Extract the lines that hold the string "color".

Stored data entries
::::

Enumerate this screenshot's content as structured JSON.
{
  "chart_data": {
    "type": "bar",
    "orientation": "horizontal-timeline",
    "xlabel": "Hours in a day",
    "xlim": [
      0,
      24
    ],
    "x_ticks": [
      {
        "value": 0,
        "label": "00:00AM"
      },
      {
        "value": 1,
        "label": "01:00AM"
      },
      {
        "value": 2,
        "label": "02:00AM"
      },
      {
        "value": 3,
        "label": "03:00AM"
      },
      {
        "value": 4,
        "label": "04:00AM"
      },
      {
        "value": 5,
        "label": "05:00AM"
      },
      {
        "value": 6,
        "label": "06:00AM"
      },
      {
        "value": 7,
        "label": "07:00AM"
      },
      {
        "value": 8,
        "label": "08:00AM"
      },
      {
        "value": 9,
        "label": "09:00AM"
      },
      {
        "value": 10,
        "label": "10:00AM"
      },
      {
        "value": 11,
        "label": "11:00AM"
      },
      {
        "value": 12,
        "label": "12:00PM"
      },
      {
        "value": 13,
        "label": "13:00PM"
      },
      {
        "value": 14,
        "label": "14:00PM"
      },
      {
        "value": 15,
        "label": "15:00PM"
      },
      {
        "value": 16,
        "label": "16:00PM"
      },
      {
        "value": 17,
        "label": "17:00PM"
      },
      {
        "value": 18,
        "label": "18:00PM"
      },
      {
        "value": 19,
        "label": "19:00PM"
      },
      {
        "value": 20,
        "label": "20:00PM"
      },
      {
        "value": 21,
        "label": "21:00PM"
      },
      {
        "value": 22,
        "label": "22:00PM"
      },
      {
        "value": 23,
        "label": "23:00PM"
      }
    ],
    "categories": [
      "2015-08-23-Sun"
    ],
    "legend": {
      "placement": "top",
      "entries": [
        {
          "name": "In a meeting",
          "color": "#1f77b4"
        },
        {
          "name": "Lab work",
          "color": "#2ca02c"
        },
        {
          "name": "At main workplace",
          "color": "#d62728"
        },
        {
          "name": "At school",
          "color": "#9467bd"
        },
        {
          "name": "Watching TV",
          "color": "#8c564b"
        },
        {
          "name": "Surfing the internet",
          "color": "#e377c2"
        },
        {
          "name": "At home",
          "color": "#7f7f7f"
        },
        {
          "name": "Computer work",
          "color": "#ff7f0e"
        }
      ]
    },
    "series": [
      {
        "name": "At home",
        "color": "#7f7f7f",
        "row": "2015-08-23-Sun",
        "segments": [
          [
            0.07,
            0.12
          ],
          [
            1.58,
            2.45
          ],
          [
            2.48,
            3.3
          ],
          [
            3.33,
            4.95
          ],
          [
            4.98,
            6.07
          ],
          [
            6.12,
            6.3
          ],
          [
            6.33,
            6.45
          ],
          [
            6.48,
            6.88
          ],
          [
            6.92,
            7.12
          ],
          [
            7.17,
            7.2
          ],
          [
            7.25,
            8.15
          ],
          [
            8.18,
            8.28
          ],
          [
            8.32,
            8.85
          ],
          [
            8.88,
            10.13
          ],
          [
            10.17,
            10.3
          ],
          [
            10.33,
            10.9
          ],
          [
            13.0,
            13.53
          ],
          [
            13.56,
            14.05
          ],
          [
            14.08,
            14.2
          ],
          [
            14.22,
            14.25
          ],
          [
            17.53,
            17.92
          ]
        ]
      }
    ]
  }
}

::::

• _SOLUTION FOR THIS TASK_:
          "color": "#1f77b4"
          "color": "#2ca02c"
          "color": "#d62728"
          "color": "#9467bd"
          "color": "#8c564b"
          "color": "#e377c2"
          "color": "#7f7f7f"
          "color": "#ff7f0e"
        "color": "#7f7f7f",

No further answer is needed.